● **WRITTEN PROBLEM**
Your task is to transcribe all of the records exactly and leave out the pictures.

[Collection entries]

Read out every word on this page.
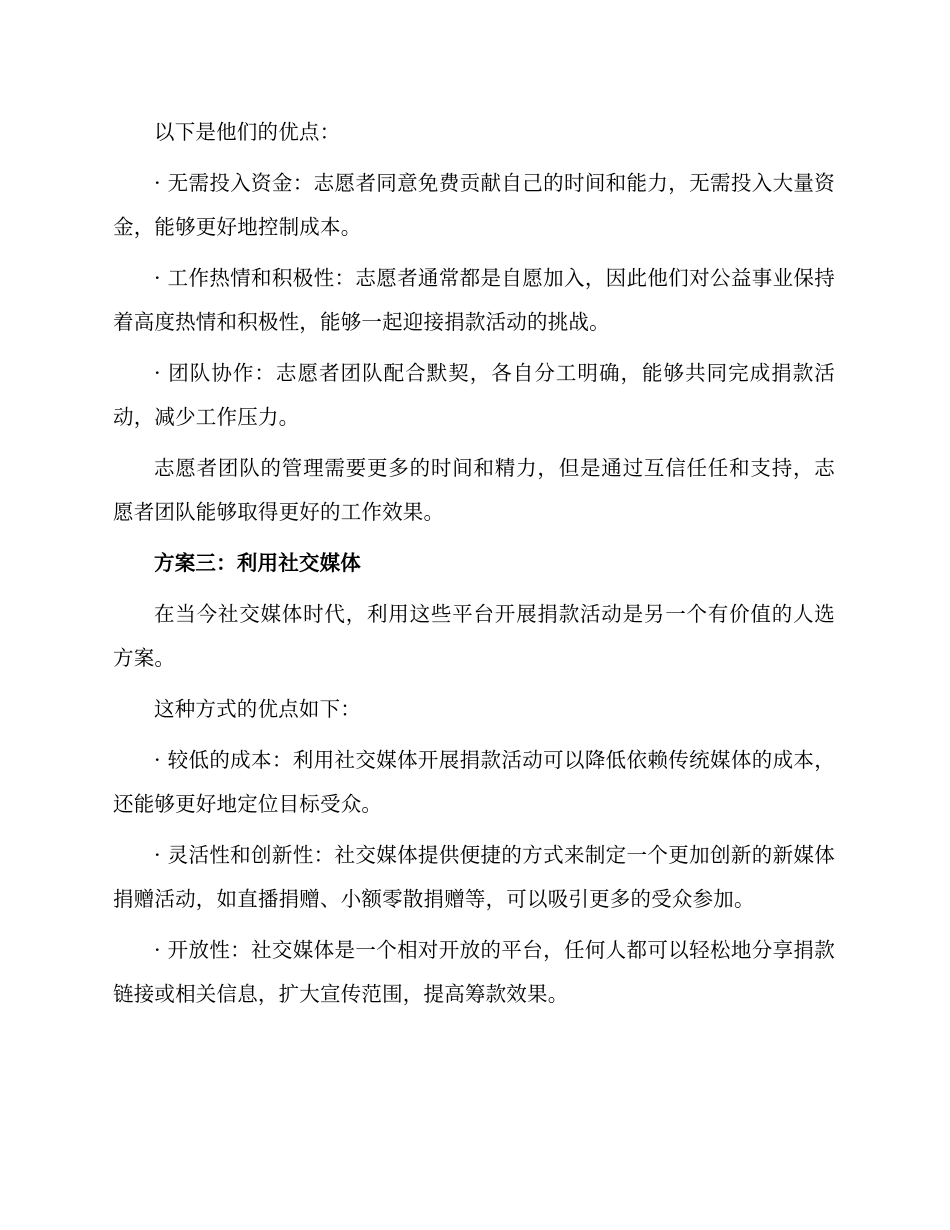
以下是他们的优点：

· 无需投入资金：志愿者同意免费贡献自己的时间和能力，无需投入大量资金，能够更好地控制成本。

· 工作热情和积极性：志愿者通常都是自愿加入，因此他们对公益事业保持着高度热情和积极性，能够一起迎接捐款活动的挑战。

· 团队协作：志愿者团队配合默契，各自分工明确，能够共同完成捐款活动，减少工作压力。

志愿者团队的管理需要更多的时间和精力，但是通过互信任任和支持，志愿者团队能够取得更好的工作效果。

方案三：利用社交媒体

在当今社交媒体时代，利用这些平台开展捐款活动是另一个有价值的人选方案。

这种方式的优点如下：

· 较低的成本：利用社交媒体开展捐款活动可以降低依赖传统媒体的成本，还能够更好地定位目标受众。

· 灵活性和创新性：社交媒体提供便捷的方式来制定一个更加创新的新媒体捐赠活动，如直播捐赠、小额零散捐赠等，可以吸引更多的受众参加。

· 开放性：社交媒体是一个相对开放的平台，任何人都可以轻松地分享捐款链接或相关信息，扩大宣传范围，提高筹款效果。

● **RESPONSE BELOW**
Read out every word on this page.
以下是他们的优点：

· 无需投入资金：志愿者同意免费贡献自己的时间和能力，无需投入大量资金，能够更好地控制成本。

· 工作热情和积极性：志愿者通常都是自愿加入，因此他们对公益事业保持着高度热情和积极性，能够一起迎接捐款活动的挑战。

· 团队协作：志愿者团队配合默契，各自分工明确，能够共同完成捐款活动，减少工作压力。

志愿者团队的管理需要更多的时间和精力，但是通过互信任任和支持，志愿者团队能够取得更好的工作效果。

方案三：利用社交媒体

在当今社交媒体时代，利用这些平台开展捐款活动是另一个有价值的人选方案。

这种方式的优点如下：

· 较低的成本：利用社交媒体开展捐款活动可以降低依赖传统媒体的成本，还能够更好地定位目标受众。

· 灵活性和创新性：社交媒体提供便捷的方式来制定一个更加创新的新媒体捐赠活动，如直播捐赠、小额零散捐赠等，可以吸引更多的受众参加。

· 开放性：社交媒体是一个相对开放的平台，任何人都可以轻松地分享捐款链接或相关信息，扩大宣传范围，提高筹款效果。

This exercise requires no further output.